WRITTEN INSTRUCTION —
Go through the records below line by line. Count the lines with "text" and give the count alone.

DATA LISTING —
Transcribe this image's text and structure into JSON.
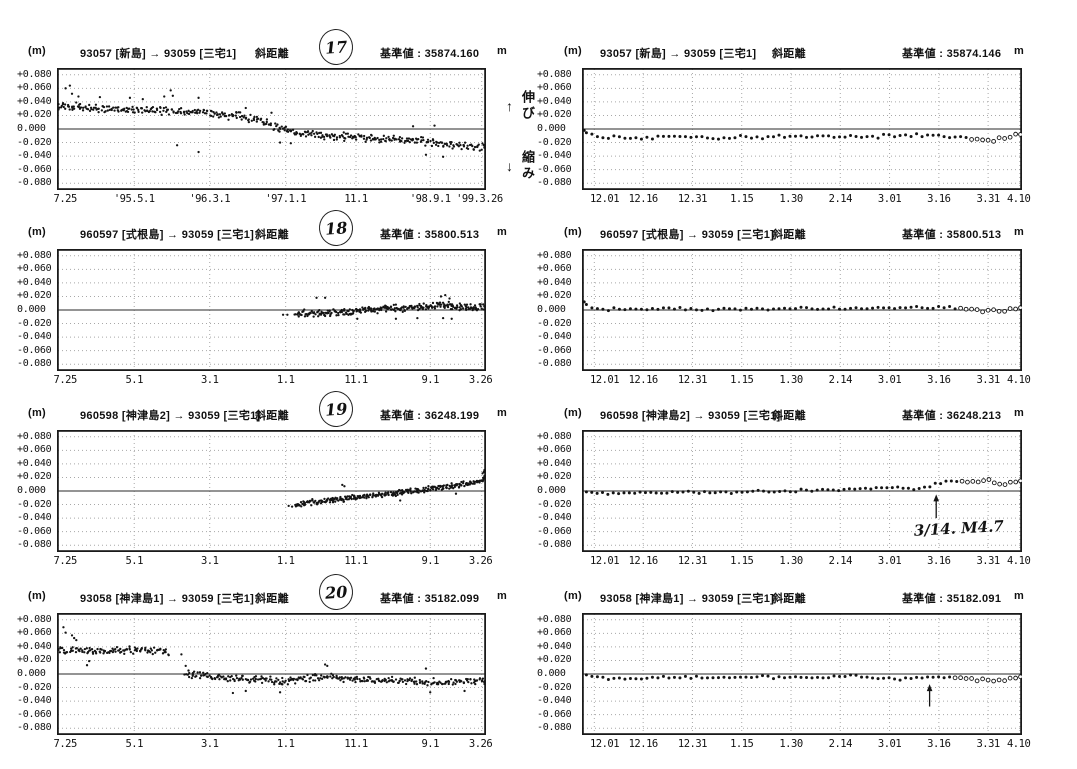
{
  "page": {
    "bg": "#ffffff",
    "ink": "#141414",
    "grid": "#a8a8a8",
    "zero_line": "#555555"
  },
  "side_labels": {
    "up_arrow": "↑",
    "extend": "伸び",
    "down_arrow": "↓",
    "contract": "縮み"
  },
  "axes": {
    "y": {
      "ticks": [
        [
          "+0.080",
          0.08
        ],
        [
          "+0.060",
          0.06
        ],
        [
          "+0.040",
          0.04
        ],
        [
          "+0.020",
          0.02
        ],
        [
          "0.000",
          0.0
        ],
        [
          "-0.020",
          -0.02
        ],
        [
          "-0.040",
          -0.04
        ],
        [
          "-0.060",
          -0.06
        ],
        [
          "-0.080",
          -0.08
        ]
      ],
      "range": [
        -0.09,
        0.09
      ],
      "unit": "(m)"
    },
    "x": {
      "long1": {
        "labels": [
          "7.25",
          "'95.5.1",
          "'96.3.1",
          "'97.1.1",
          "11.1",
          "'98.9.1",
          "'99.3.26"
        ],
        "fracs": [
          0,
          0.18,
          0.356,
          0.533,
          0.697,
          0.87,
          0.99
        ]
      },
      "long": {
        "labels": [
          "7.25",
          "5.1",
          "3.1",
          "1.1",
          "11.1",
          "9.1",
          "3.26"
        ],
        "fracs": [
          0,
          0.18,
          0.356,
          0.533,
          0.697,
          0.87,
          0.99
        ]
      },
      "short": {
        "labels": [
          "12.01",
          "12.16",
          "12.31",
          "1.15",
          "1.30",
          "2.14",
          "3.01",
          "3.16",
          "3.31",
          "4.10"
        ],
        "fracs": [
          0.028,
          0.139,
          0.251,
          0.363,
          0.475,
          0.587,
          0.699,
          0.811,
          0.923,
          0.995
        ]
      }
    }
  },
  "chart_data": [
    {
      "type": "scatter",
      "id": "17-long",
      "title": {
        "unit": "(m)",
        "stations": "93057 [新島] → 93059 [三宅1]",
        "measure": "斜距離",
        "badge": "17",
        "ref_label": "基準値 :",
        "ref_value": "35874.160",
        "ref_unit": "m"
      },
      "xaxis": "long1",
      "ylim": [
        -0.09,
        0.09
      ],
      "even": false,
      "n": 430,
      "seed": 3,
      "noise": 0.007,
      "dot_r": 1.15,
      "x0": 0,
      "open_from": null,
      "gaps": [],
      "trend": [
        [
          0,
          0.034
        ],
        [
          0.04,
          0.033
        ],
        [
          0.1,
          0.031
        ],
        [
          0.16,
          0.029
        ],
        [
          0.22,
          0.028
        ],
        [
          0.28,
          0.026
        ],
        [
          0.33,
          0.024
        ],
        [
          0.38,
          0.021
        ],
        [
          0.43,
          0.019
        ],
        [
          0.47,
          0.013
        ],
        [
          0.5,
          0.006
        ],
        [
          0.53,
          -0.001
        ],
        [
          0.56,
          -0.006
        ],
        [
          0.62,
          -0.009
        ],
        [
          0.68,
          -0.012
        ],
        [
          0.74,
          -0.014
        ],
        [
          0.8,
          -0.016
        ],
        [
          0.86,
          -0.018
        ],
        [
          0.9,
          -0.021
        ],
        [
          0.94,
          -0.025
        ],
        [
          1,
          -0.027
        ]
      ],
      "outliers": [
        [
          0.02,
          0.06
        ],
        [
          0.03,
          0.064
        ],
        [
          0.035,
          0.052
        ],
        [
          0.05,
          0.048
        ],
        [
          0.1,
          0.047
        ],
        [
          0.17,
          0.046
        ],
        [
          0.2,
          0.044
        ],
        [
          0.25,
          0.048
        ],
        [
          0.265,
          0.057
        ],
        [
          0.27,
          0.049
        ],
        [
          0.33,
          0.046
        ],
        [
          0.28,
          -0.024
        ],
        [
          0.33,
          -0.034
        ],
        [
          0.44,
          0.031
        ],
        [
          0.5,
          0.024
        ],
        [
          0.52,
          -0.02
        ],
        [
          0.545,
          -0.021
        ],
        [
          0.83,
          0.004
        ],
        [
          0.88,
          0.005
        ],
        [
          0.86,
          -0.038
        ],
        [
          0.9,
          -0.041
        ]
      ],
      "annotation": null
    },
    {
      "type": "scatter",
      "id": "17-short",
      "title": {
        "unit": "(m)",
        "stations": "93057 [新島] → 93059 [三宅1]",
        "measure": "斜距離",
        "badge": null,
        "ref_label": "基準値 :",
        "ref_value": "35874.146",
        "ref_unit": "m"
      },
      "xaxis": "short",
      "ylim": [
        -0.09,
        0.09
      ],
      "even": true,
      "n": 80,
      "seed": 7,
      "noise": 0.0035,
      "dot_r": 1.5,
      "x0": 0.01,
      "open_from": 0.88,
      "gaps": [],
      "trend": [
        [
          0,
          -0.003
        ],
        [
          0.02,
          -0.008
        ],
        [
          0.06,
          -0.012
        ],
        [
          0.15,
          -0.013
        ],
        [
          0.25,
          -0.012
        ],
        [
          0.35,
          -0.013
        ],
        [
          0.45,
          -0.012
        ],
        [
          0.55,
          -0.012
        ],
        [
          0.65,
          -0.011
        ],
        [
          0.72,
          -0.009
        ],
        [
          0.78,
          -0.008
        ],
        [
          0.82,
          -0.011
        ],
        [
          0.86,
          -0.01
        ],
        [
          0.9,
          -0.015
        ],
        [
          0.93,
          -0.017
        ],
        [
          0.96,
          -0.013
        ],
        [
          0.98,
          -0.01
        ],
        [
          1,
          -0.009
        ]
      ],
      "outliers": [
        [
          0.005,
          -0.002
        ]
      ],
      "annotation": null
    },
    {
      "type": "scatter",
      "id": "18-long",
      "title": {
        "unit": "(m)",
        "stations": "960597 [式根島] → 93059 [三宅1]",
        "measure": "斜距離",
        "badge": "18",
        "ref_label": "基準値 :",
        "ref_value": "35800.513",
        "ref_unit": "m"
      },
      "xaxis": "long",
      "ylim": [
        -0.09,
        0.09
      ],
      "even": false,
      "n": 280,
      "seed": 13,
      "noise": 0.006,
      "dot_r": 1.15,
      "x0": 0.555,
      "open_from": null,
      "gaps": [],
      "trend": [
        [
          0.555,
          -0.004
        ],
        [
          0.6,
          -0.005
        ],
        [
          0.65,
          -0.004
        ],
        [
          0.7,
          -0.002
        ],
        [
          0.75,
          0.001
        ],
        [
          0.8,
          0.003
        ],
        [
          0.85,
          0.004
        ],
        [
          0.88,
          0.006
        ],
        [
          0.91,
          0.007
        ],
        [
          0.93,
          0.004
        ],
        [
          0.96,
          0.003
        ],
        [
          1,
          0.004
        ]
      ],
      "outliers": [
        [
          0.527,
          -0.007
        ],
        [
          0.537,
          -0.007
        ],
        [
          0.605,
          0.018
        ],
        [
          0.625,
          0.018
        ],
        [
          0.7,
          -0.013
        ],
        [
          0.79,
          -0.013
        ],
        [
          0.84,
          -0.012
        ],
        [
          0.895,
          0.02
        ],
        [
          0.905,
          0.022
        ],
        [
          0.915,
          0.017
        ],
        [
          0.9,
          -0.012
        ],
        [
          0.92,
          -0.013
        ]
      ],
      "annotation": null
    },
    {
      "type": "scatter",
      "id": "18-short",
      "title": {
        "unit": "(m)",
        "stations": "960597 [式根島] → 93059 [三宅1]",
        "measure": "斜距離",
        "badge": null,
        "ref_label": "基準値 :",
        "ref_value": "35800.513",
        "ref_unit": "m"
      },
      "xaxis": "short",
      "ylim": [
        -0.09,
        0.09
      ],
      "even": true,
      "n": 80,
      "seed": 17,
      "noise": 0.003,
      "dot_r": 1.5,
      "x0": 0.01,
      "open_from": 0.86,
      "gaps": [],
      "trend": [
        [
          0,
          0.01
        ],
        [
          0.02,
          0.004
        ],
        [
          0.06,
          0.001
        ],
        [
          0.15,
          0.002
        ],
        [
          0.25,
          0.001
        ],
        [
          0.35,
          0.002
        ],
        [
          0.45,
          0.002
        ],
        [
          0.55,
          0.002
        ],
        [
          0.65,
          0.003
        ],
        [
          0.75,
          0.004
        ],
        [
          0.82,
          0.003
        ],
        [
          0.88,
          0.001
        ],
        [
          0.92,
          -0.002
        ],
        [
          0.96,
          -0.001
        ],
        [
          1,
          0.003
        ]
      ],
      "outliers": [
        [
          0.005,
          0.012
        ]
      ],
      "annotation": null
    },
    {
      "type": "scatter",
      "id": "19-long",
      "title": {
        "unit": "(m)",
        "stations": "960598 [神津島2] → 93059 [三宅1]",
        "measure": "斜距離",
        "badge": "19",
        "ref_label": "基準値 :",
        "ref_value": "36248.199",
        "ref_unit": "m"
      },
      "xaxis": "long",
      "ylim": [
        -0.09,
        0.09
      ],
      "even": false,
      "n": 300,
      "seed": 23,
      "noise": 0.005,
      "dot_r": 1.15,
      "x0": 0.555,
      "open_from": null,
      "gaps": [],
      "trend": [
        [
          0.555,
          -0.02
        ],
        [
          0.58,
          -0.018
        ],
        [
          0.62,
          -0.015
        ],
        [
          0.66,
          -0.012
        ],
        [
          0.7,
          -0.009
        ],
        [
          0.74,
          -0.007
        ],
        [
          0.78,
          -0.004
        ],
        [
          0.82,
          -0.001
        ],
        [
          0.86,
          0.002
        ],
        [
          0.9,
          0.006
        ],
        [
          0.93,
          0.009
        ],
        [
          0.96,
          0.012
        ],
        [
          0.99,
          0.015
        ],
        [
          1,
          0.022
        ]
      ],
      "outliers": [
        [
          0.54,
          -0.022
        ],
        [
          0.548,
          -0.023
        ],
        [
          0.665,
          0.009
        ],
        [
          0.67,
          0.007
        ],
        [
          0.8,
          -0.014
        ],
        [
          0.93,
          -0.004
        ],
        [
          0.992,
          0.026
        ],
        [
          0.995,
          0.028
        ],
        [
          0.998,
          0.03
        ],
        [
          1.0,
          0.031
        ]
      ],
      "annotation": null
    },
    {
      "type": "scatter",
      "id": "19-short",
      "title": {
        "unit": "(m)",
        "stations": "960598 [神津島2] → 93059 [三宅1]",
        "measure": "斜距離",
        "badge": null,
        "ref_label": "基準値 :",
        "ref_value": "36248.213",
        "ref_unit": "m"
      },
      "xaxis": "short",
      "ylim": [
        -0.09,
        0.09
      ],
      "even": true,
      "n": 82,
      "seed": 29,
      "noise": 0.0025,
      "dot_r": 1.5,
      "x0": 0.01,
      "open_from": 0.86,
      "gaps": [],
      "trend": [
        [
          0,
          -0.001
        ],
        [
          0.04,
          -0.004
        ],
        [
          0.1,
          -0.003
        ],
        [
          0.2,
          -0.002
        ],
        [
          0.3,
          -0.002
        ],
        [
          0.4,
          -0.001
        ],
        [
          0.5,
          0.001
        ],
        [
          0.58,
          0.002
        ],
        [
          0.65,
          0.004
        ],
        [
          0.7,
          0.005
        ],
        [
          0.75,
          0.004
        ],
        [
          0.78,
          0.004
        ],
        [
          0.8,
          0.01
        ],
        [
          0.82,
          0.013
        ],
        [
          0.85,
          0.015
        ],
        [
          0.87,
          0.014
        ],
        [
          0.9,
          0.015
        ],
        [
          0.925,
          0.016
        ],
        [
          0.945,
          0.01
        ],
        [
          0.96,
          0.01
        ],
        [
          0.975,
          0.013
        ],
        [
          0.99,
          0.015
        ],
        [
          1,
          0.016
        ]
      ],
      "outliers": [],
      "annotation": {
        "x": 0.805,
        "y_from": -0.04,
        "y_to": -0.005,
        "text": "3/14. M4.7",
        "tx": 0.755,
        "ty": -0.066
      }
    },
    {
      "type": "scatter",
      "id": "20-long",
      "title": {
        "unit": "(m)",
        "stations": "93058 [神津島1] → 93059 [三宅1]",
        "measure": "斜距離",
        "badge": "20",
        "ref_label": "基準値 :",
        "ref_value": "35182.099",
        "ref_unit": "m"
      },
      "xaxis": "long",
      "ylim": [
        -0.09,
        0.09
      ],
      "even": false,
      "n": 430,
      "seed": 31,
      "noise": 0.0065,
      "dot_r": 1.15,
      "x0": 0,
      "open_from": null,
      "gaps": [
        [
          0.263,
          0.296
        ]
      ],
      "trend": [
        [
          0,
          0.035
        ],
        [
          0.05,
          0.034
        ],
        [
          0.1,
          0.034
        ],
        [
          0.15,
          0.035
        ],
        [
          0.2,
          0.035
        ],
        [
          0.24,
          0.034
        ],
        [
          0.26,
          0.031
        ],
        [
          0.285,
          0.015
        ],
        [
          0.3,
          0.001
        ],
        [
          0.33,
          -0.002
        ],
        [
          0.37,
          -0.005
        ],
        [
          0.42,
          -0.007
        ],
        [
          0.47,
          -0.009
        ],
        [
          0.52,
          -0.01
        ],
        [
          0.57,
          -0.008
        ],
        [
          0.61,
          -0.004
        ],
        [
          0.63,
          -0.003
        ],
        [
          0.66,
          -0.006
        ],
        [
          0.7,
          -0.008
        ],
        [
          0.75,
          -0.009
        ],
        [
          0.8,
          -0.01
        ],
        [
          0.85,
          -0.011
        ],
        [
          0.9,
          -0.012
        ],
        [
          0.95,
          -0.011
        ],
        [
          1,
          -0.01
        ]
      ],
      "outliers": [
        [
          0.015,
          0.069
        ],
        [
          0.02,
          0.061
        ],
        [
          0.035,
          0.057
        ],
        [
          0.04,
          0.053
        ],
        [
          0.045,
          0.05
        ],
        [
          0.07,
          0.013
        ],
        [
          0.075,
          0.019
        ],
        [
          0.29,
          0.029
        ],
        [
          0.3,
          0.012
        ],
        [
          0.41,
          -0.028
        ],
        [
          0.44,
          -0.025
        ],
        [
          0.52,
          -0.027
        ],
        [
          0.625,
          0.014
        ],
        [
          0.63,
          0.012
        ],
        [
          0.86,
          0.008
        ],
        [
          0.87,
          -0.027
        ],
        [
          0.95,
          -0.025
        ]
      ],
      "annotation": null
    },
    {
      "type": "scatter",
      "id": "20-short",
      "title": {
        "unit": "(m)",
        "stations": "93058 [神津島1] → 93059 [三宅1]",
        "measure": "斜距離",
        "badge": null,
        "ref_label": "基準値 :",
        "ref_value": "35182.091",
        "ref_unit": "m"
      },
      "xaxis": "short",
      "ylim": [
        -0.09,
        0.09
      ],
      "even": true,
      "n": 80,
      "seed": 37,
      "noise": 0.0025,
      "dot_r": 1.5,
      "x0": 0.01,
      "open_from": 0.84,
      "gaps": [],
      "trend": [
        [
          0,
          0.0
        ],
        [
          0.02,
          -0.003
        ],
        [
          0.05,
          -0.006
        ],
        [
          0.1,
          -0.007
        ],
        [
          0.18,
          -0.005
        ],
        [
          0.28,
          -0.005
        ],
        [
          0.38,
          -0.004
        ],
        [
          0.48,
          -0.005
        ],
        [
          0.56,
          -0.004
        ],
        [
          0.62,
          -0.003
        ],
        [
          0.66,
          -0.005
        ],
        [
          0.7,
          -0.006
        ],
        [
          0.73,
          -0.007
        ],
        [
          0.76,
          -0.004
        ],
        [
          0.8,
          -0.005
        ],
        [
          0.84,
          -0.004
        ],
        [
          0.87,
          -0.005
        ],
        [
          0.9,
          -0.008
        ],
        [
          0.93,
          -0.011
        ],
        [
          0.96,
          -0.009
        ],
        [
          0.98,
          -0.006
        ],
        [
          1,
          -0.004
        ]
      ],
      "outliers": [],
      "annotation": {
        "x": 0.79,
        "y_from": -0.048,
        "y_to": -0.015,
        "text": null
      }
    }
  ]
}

TASK RESPONSE —
3